Input for this task
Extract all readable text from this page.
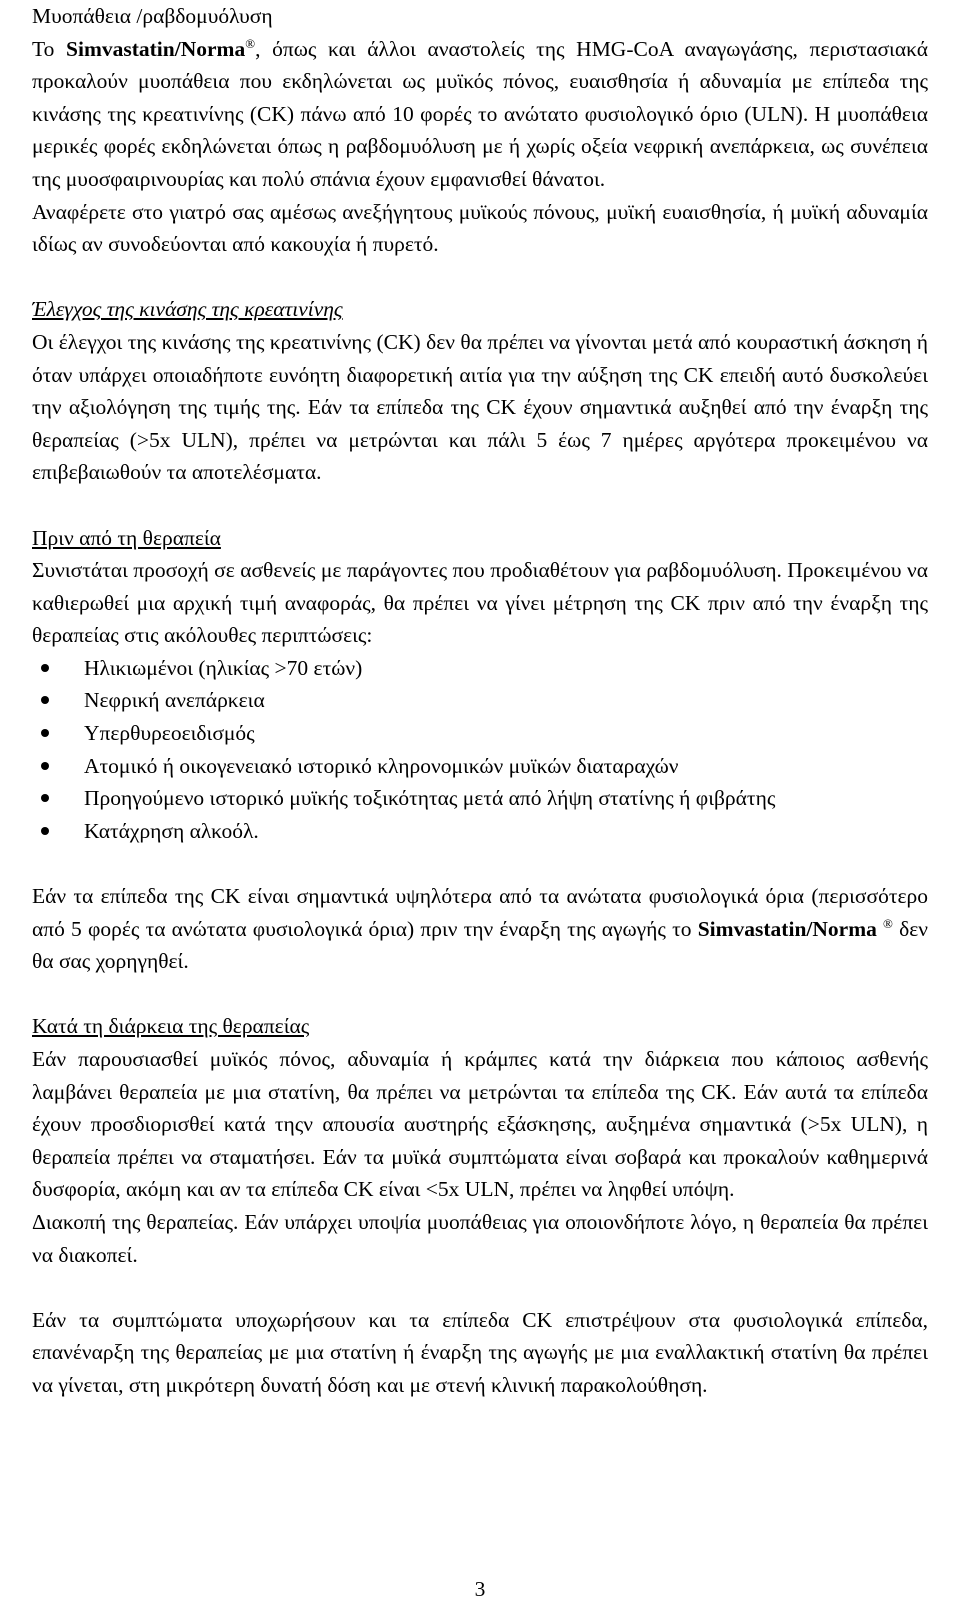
Μυοπάθεια /ραβδομυόλυση

Το Simvastatin/Norma®, όπως και άλλοι αναστολείς της HMG-CoA αναγωγάσης, περιστασιακά προκαλούν μυοπάθεια που εκδηλώνεται ως μυϊκός πόνος, ευαισθησία ή αδυναμία με επίπεδα της κινάσης της κρεατινίνης (CK) πάνω από 10 φορές το ανώτατο φυσιολογικό όριο (ULN). Η μυοπάθεια μερικές φορές εκδηλώνεται όπως η ραβδομυόλυση με ή χωρίς οξεία νεφρική ανεπάρκεια, ως συνέπεια της μυοσφαιρινουρίας και πολύ σπάνια έχουν εμφανισθεί θάνατοι.

Αναφέρετε στο γιατρό σας αμέσως ανεξήγητους μυϊκούς πόνους, μυϊκή ευαισθησία, ή μυϊκή αδυναμία ιδίως αν συνοδεύονται από κακουχία ή πυρετό.

Έλεγχος της κινάσης της κρεατινίνης

Οι έλεγχοι της κινάσης της κρεατινίνης (CK) δεν θα πρέπει να γίνονται μετά από κουραστική άσκηση ή όταν υπάρχει οποιαδήποτε ευνόητη διαφορετική αιτία για την αύξηση της CK επειδή αυτό δυσκολεύει την αξιολόγηση της τιμής της. Εάν τα επίπεδα της CK έχουν σημαντικά αυξηθεί από την έναρξη της θεραπείας (>5x ULN), πρέπει να μετρώνται και πάλι 5 έως 7 ημέρες αργότερα προκειμένου να επιβεβαιωθούν τα αποτελέσματα.

Πριν από τη θεραπεία

Συνιστάται προσοχή σε ασθενείς με παράγοντες που προδιαθέτουν για ραβδομυόλυση. Προκειμένου να καθιερωθεί μια αρχική τιμή αναφοράς, θα πρέπει να γίνει μέτρηση της CK πριν από την έναρξη της θεραπείας στις ακόλουθες περιπτώσεις:

Ηλικιωμένοι (ηλικίας >70 ετών)
Νεφρική ανεπάρκεια
Υπερθυρεοειδισμός
Ατομικό ή οικογενειακό ιστορικό κληρονομικών μυϊκών διαταραχών
Προηγούμενο ιστορικό μυϊκής τοξικότητας μετά από λήψη στατίνης ή φιβράτης
Κατάχρηση αλκοόλ.

Εάν τα επίπεδα της CK είναι σημαντικά υψηλότερα από τα ανώτατα φυσιολογικά όρια (περισσότερο από 5 φορές τα ανώτατα φυσιολογικά όρια) πριν την έναρξη της αγωγής το Simvastatin/Norma ® δεν θα σας χορηγηθεί.

Κατά τη διάρκεια της θεραπείας

Εάν παρουσιασθεί μυϊκός πόνος, αδυναμία ή κράμπες κατά την διάρκεια που κάποιος ασθενής λαμβάνει θεραπεία με μια στατίνη, θα πρέπει να μετρώνται τα επίπεδα της CK. Εάν αυτά τα επίπεδα έχουν προσδιορισθεί κατά τηςν απουσία αυστηρής εξάσκησης, αυξημένα σημαντικά (>5x ULN), η θεραπεία πρέπει να σταματήσει. Εάν τα μυϊκά συμπτώματα είναι σοβαρά και προκαλούν καθημερινά δυσφορία, ακόμη και αν τα επίπεδα CK είναι <5x ULN, πρέπει να ληφθεί υπόψη.

Διακοπή της θεραπείας. Εάν υπάρχει υποψία μυοπάθειας για οποιονδήποτε λόγο, η θεραπεία θα πρέπει να διακοπεί.

Εάν τα συμπτώματα υποχωρήσουν και τα επίπεδα CK επιστρέψουν στα φυσιολογικά επίπεδα, επανέναρξη της θεραπείας με μια στατίνη ή έναρξη της αγωγής με μια εναλλακτική στατίνη θα πρέπει να γίνεται, στη μικρότερη δυνατή δόση και με στενή κλινική παρακολούθηση.

3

Task directions
Repeat the entries exactly and keep the pictures out of the copy.

Output of the task
Extract all readable text from this page.
Μυοπάθεια /ραβδομυόλυση

Το Simvastatin/Norma®, όπως και άλλοι αναστολείς της HMG-CoA αναγωγάσης, περιστασιακά προκαλούν μυοπάθεια που εκδηλώνεται ως μυϊκός πόνος, ευαισθησία ή αδυναμία με επίπεδα της κινάσης της κρεατινίνης (CK) πάνω από 10 φορές το ανώτατο φυσιολογικό όριο (ULN). Η μυοπάθεια μερικές φορές εκδηλώνεται όπως η ραβδομυόλυση με ή χωρίς οξεία νεφρική ανεπάρκεια, ως συνέπεια της μυοσφαιρινουρίας και πολύ σπάνια έχουν εμφανισθεί θάνατοι.

Αναφέρετε στο γιατρό σας αμέσως ανεξήγητους μυϊκούς πόνους, μυϊκή ευαισθησία, ή μυϊκή αδυναμία ιδίως αν συνοδεύονται από κακουχία ή πυρετό.

Έλεγχος της κινάσης της κρεατινίνης

Οι έλεγχοι της κινάσης της κρεατινίνης (CK) δεν θα πρέπει να γίνονται μετά από κουραστική άσκηση ή όταν υπάρχει οποιαδήποτε ευνόητη διαφορετική αιτία για την αύξηση της CK επειδή αυτό δυσκολεύει την αξιολόγηση της τιμής της. Εάν τα επίπεδα της CK έχουν σημαντικά αυξηθεί από την έναρξη της θεραπείας (>5x ULN), πρέπει να μετρώνται και πάλι 5 έως 7 ημέρες αργότερα προκειμένου να επιβεβαιωθούν τα αποτελέσματα.

Πριν από τη θεραπεία

Συνιστάται προσοχή σε ασθενείς με παράγοντες που προδιαθέτουν για ραβδομυόλυση. Προκειμένου να καθιερωθεί μια αρχική τιμή αναφοράς, θα πρέπει να γίνει μέτρηση της CK πριν από την έναρξη της θεραπείας στις ακόλουθες περιπτώσεις:

Ηλικιωμένοι (ηλικίας >70 ετών)
Νεφρική ανεπάρκεια
Υπερθυρεοειδισμός
Ατομικό ή οικογενειακό ιστορικό κληρονομικών μυϊκών διαταραχών
Προηγούμενο ιστορικό μυϊκής τοξικότητας μετά από λήψη στατίνης ή φιβράτης
Κατάχρηση αλκοόλ.

Εάν τα επίπεδα της CK είναι σημαντικά υψηλότερα από τα ανώτατα φυσιολογικά όρια (περισσότερο από 5 φορές τα ανώτατα φυσιολογικά όρια) πριν την έναρξη της αγωγής το Simvastatin/Norma ® δεν θα σας χορηγηθεί.

Κατά τη διάρκεια της θεραπείας

Εάν παρουσιασθεί μυϊκός πόνος, αδυναμία ή κράμπες κατά την διάρκεια που κάποιος ασθενής λαμβάνει θεραπεία με μια στατίνη, θα πρέπει να μετρώνται τα επίπεδα της CK. Εάν αυτά τα επίπεδα έχουν προσδιορισθεί κατά τηςν απουσία αυστηρής εξάσκησης, αυξημένα σημαντικά (>5x ULN), η θεραπεία πρέπει να σταματήσει. Εάν τα μυϊκά συμπτώματα είναι σοβαρά και προκαλούν καθημερινά δυσφορία, ακόμη και αν τα επίπεδα CK είναι <5x ULN, πρέπει να ληφθεί υπόψη.

Διακοπή της θεραπείας. Εάν υπάρχει υποψία μυοπάθειας για οποιονδήποτε λόγο, η θεραπεία θα πρέπει να διακοπεί.

Εάν τα συμπτώματα υποχωρήσουν και τα επίπεδα CK επιστρέψουν στα φυσιολογικά επίπεδα, επανέναρξη της θεραπείας με μια στατίνη ή έναρξη της αγωγής με μια εναλλακτική στατίνη θα πρέπει να γίνεται, στη μικρότερη δυνατή δόση και με στενή κλινική παρακολούθηση.

3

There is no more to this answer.